§ **STATED PROBLEM**:
Would you transcribe the listing that follows, character for character, and omit its images?

[Start of MATERIAL SUPPLIED]

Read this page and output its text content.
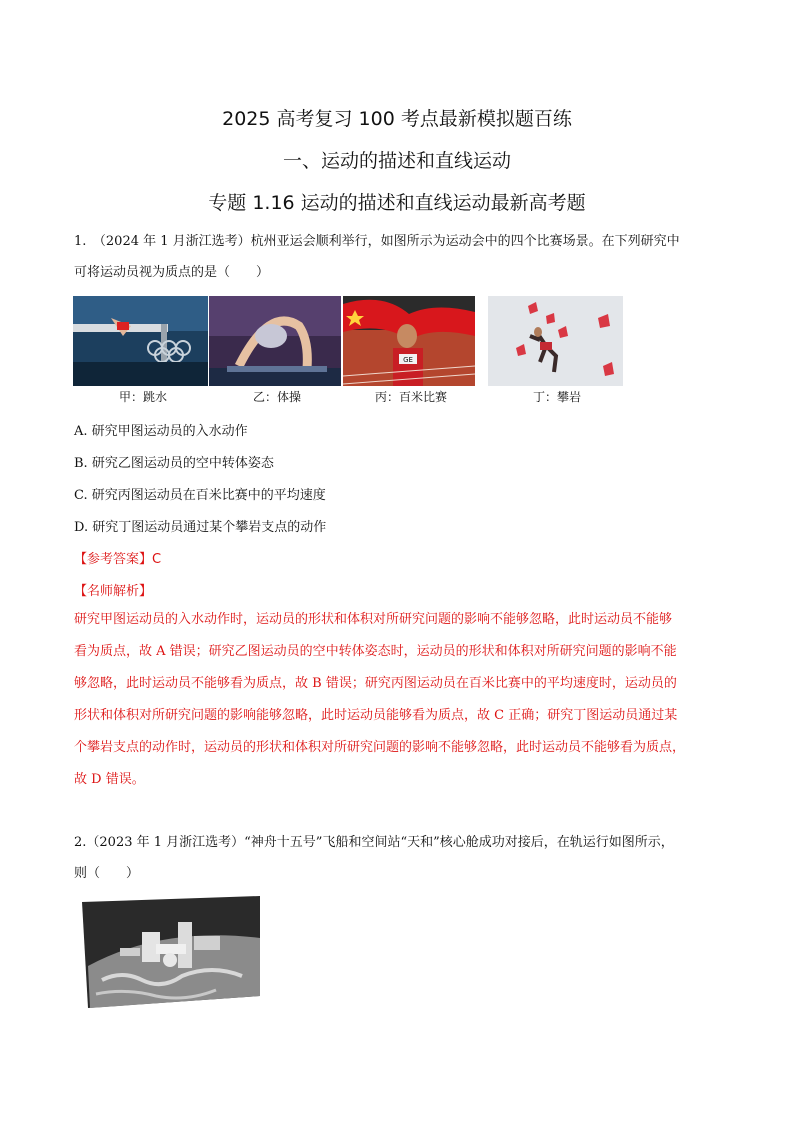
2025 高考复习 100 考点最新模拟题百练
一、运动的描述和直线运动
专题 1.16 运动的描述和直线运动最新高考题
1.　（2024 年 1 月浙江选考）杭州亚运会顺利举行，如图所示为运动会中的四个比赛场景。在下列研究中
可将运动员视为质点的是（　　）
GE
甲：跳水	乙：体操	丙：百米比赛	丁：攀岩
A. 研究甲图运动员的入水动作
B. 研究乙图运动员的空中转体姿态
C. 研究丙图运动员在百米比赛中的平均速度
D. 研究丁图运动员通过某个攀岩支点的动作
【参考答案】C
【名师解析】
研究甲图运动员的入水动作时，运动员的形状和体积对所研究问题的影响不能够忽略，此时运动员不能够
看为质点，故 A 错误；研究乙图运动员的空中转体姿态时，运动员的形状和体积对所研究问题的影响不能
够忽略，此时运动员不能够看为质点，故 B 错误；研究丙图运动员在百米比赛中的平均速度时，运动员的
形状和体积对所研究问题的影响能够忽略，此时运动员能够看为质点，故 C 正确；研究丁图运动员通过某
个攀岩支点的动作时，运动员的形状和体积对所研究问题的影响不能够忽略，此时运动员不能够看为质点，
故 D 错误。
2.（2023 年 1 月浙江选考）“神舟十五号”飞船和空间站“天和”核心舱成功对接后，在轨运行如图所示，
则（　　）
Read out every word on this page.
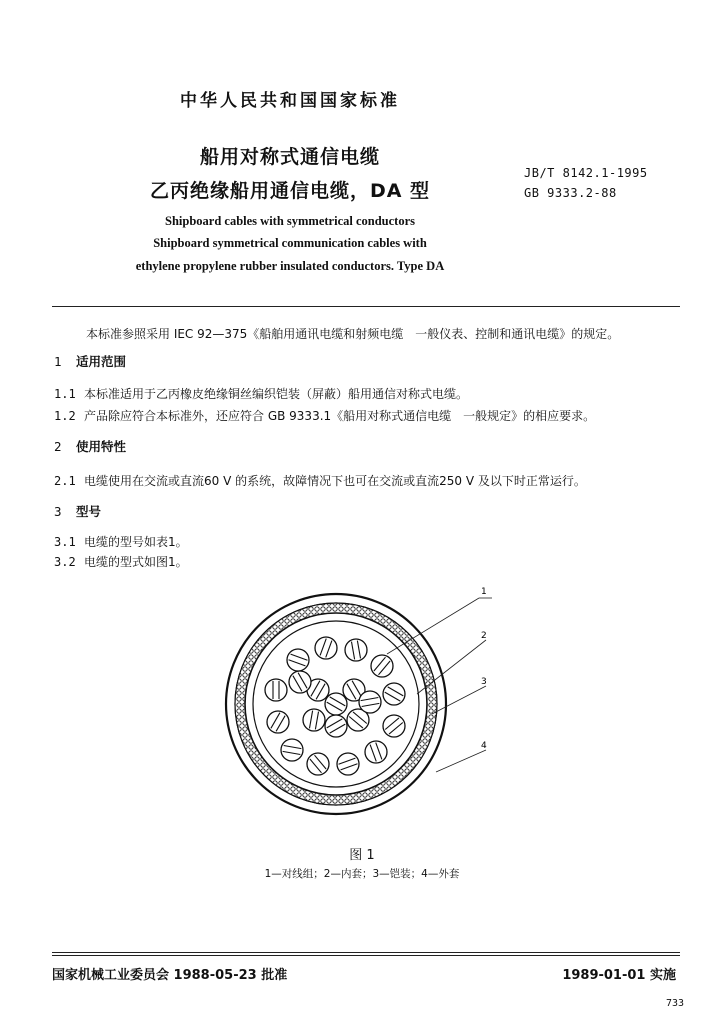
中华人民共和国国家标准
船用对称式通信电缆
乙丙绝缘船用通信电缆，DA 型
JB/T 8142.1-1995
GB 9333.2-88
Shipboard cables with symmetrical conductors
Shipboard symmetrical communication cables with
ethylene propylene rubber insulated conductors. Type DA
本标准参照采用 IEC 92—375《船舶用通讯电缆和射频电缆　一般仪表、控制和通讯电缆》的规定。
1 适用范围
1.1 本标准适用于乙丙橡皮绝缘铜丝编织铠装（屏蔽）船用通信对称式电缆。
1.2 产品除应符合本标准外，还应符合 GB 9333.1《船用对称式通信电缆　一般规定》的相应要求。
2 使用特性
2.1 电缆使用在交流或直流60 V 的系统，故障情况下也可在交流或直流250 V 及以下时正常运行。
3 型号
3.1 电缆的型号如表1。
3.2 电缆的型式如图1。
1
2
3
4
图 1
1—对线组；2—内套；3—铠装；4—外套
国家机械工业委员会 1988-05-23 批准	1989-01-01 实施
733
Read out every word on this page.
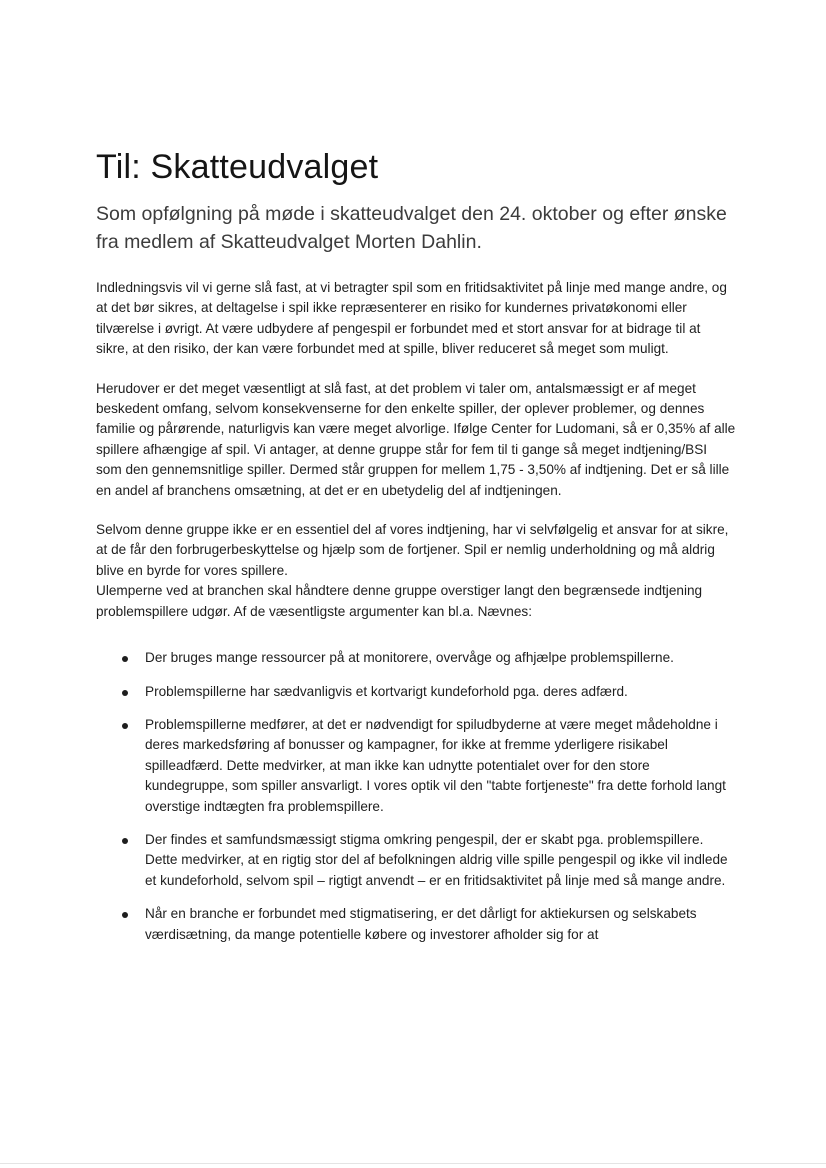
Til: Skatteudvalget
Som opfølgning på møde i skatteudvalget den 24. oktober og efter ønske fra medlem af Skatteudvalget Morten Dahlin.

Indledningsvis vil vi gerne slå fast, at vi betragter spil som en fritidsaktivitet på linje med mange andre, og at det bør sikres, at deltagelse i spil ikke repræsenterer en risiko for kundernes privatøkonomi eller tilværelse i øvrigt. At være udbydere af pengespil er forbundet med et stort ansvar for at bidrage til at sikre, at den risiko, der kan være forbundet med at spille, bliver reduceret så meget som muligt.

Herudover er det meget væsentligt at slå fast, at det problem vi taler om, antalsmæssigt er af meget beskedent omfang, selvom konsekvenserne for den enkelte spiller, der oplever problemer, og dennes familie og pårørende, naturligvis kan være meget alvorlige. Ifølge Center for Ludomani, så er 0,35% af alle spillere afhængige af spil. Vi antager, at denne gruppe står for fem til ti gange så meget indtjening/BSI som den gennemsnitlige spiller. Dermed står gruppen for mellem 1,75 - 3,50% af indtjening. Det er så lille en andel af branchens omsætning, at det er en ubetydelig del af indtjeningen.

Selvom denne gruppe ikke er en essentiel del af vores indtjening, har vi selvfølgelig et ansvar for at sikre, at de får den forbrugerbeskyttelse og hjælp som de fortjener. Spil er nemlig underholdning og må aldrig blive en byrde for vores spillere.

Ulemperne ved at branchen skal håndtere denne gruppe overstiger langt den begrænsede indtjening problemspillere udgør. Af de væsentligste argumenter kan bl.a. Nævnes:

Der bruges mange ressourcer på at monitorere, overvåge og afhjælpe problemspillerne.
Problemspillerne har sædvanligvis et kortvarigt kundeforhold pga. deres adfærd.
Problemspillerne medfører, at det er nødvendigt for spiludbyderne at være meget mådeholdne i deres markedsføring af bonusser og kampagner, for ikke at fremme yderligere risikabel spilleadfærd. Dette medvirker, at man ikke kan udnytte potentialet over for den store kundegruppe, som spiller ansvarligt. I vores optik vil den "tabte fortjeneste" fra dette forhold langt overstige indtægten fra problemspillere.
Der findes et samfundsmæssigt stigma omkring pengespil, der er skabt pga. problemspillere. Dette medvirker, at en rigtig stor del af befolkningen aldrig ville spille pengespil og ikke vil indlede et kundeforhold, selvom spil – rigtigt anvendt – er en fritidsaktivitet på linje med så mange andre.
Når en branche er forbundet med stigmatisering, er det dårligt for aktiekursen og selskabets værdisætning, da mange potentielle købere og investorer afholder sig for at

[End of MATERIAL SUPPLIED]

§ **WRITTEN REPLY**:
Read this page and output its text content.
2025 高考复习 100 考点最新模拟题百练
一、运动的描述和直线运动
专题 1.16 运动的描述和直线运动最新高考题
1.　（2024 年 1 月浙江选考）杭州亚运会顺利举行，如图所示为运动会中的四个比赛场景。在下列研究中
可将运动员视为质点的是（　　）
GE
甲：跳水	乙：体操	丙：百米比赛	丁：攀岩
A. 研究甲图运动员的入水动作
B. 研究乙图运动员的空中转体姿态
C. 研究丙图运动员在百米比赛中的平均速度
D. 研究丁图运动员通过某个攀岩支点的动作
【参考答案】C
【名师解析】
研究甲图运动员的入水动作时，运动员的形状和体积对所研究问题的影响不能够忽略，此时运动员不能够
看为质点，故 A 错误；研究乙图运动员的空中转体姿态时，运动员的形状和体积对所研究问题的影响不能
够忽略，此时运动员不能够看为质点，故 B 错误；研究丙图运动员在百米比赛中的平均速度时，运动员的
形状和体积对所研究问题的影响能够忽略，此时运动员能够看为质点，故 C 正确；研究丁图运动员通过某
个攀岩支点的动作时，运动员的形状和体积对所研究问题的影响不能够忽略，此时运动员不能够看为质点，
故 D 错误。
2.（2023 年 1 月浙江选考）“神舟十五号”飞船和空间站“天和”核心舱成功对接后，在轨运行如图所示，
则（　　）
Read out every word on this page.
中华人民共和国国家标准
船用对称式通信电缆
乙丙绝缘船用通信电缆，DA 型
JB/T 8142.1-1995
GB 9333.2-88
Shipboard cables with symmetrical conductors
Shipboard symmetrical communication cables with
ethylene propylene rubber insulated conductors. Type DA
本标准参照采用 IEC 92—375《船舶用通讯电缆和射频电缆　一般仪表、控制和通讯电缆》的规定。
1 适用范围
1.1 本标准适用于乙丙橡皮绝缘铜丝编织铠装（屏蔽）船用通信对称式电缆。
1.2 产品除应符合本标准外，还应符合 GB 9333.1《船用对称式通信电缆　一般规定》的相应要求。
2 使用特性
2.1 电缆使用在交流或直流60 V 的系统，故障情况下也可在交流或直流250 V 及以下时正常运行。
3 型号
3.1 电缆的型号如表1。
3.2 电缆的型式如图1。
1
2
3
4
图 1
1—对线组；2—内套；3—铠装；4—外套
国家机械工业委员会 1988-05-23 批准	1989-01-01 实施
733
Read out every word on this page.
Til: Skatteudvalget
Som opfølgning på møde i skatteudvalget den 24. oktober og efter ønske fra medlem af Skatteudvalget Morten Dahlin.

Indledningsvis vil vi gerne slå fast, at vi betragter spil som en fritidsaktivitet på linje med mange andre, og at det bør sikres, at deltagelse i spil ikke repræsenterer en risiko for kundernes privatøkonomi eller tilværelse i øvrigt. At være udbydere af pengespil er forbundet med et stort ansvar for at bidrage til at sikre, at den risiko, der kan være forbundet med at spille, bliver reduceret så meget som muligt.

Herudover er det meget væsentligt at slå fast, at det problem vi taler om, antalsmæssigt er af meget beskedent omfang, selvom konsekvenserne for den enkelte spiller, der oplever problemer, og dennes familie og pårørende, naturligvis kan være meget alvorlige. Ifølge Center for Ludomani, så er 0,35% af alle spillere afhængige af spil. Vi antager, at denne gruppe står for fem til ti gange så meget indtjening/BSI som den gennemsnitlige spiller. Dermed står gruppen for mellem 1,75 - 3,50% af indtjening. Det er så lille en andel af branchens omsætning, at det er en ubetydelig del af indtjeningen.

Selvom denne gruppe ikke er en essentiel del af vores indtjening, har vi selvfølgelig et ansvar for at sikre, at de får den forbrugerbeskyttelse og hjælp som de fortjener. Spil er nemlig underholdning og må aldrig blive en byrde for vores spillere.

Ulemperne ved at branchen skal håndtere denne gruppe overstiger langt den begrænsede indtjening problemspillere udgør. Af de væsentligste argumenter kan bl.a. Nævnes:

Der bruges mange ressourcer på at monitorere, overvåge og afhjælpe problemspillerne.
Problemspillerne har sædvanligvis et kortvarigt kundeforhold pga. deres adfærd.
Problemspillerne medfører, at det er nødvendigt for spiludbyderne at være meget mådeholdne i deres markedsføring af bonusser og kampagner, for ikke at fremme yderligere risikabel spilleadfærd. Dette medvirker, at man ikke kan udnytte potentialet over for den store kundegruppe, som spiller ansvarligt. I vores optik vil den "tabte fortjeneste" fra dette forhold langt overstige indtægten fra problemspillere.
Der findes et samfundsmæssigt stigma omkring pengespil, der er skabt pga. problemspillere. Dette medvirker, at en rigtig stor del af befolkningen aldrig ville spille pengespil og ikke vil indlede et kundeforhold, selvom spil – rigtigt anvendt – er en fritidsaktivitet på linje med så mange andre.
Når en branche er forbundet med stigmatisering, er det dårligt for aktiekursen og selskabets værdisætning, da mange potentielle købere og investorer afholder sig for at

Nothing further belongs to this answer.